For each statement below, say yes or no depending on whether it agrees with the page on abbreviation expansion, and quote the words from the page that settle it. (a) The input is an XML file in TEI-tite format without <g> elements for special characters. (b) Every word ending in ẽdo is to be expanded to endo. (c) Missing or double white spaces in the input should be left unchanged.

**Document:**
** begin **

Abbreviation expansion with regular expressions.

Expanding early modern Latin and Spanish abbreviations depending on their word structure. It is a complementary automatic correction, and preparation for a further list based abbreviation expanssion and manual scholarly correction and editing.

For instance: Most words ending in ẽdo should be expanded endo:

pudiẽdo ➡ pudiendo

Context: Early Modern Spanish in The School of Salamanca. A Digital Collection of Sources.

For more details about our digital edition see:

Some preliminary challenges https://github.com/CindyRicoCarmona/Name_Entity_Annotation#preliminary-challenges
Our text workflow https://blog.salamanca.school/en/2022/04/27/the-school-of-salamanca-text-workflow-from-the-early-modern-print-to-tei-all/
Our edition guidelines 3.2.4. Abbreviations and Printing Errors https://www.salamanca.school/en/guidelines.html#abbreviationsprinterrors

Sample Works:

Early Modern Spanish: León Pinelo, Confirmaciones Reales de Encomiendas (2021 [1630]), in: The School of Salamanca. A Digital Collection of Sources https://id.salamanca.school/texts/W0061
Early Modern Latin: Díaz de Luco, Practica criminalis canonica (2021 [1554]), in: The School of Salamanca. A Digital Collection of Sources https://id.salamanca.school/texts/W0041

Requirements

Input: xml file in TEI-tite format with no special character annotation <g> elements. It can be addapted to TEI-All texts in similar conditions.
Missing or double white spaces in the input text should be revised and silently resolved, in order to avoid false positves.

XSL:Style-sheet Details

Every template has a specific word structure case and a mode, so many searches are allowed in the same xsl:style-sheet:
For Spanish was added in every xsl:template, not(ancestor::*[@xml:lang = ('la','grc','gr','he','fr','pt','it')]) to exclude text marked with different languages.

** end **

(Box annotation data)
** begin **

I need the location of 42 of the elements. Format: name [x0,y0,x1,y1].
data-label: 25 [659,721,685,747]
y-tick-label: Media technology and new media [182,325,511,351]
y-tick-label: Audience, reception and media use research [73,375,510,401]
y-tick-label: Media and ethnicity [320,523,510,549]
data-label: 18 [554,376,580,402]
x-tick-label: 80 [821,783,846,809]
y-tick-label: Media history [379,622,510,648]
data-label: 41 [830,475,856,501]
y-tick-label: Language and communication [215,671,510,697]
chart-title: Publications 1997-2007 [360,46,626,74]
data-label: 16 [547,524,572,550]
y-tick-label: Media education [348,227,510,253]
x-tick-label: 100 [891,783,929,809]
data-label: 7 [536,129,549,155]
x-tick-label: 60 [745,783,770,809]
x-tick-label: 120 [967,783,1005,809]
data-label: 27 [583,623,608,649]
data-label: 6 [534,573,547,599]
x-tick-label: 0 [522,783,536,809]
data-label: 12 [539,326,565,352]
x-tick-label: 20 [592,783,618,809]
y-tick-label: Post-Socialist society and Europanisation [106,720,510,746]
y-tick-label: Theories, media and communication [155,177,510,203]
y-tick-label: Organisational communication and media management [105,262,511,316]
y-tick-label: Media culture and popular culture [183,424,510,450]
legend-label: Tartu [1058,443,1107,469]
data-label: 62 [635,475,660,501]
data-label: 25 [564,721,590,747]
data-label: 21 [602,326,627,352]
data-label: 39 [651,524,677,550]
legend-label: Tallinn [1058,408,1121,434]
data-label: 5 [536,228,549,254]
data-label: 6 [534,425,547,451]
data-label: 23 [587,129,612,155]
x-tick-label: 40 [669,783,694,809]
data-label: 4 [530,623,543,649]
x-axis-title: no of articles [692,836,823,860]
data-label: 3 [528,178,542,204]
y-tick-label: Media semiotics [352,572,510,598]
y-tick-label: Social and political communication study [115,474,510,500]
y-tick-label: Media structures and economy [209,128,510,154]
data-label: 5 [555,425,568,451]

** end **

**Problem solution:**
(a) Yes: "Input: xml file in TEI-tite format with no special character annotation <g> elements."
(b) No: "Most words ending in ẽdo should be expanded endo"
(c) No: "Missing or double white spaces in the input text should be revised and silently resolved"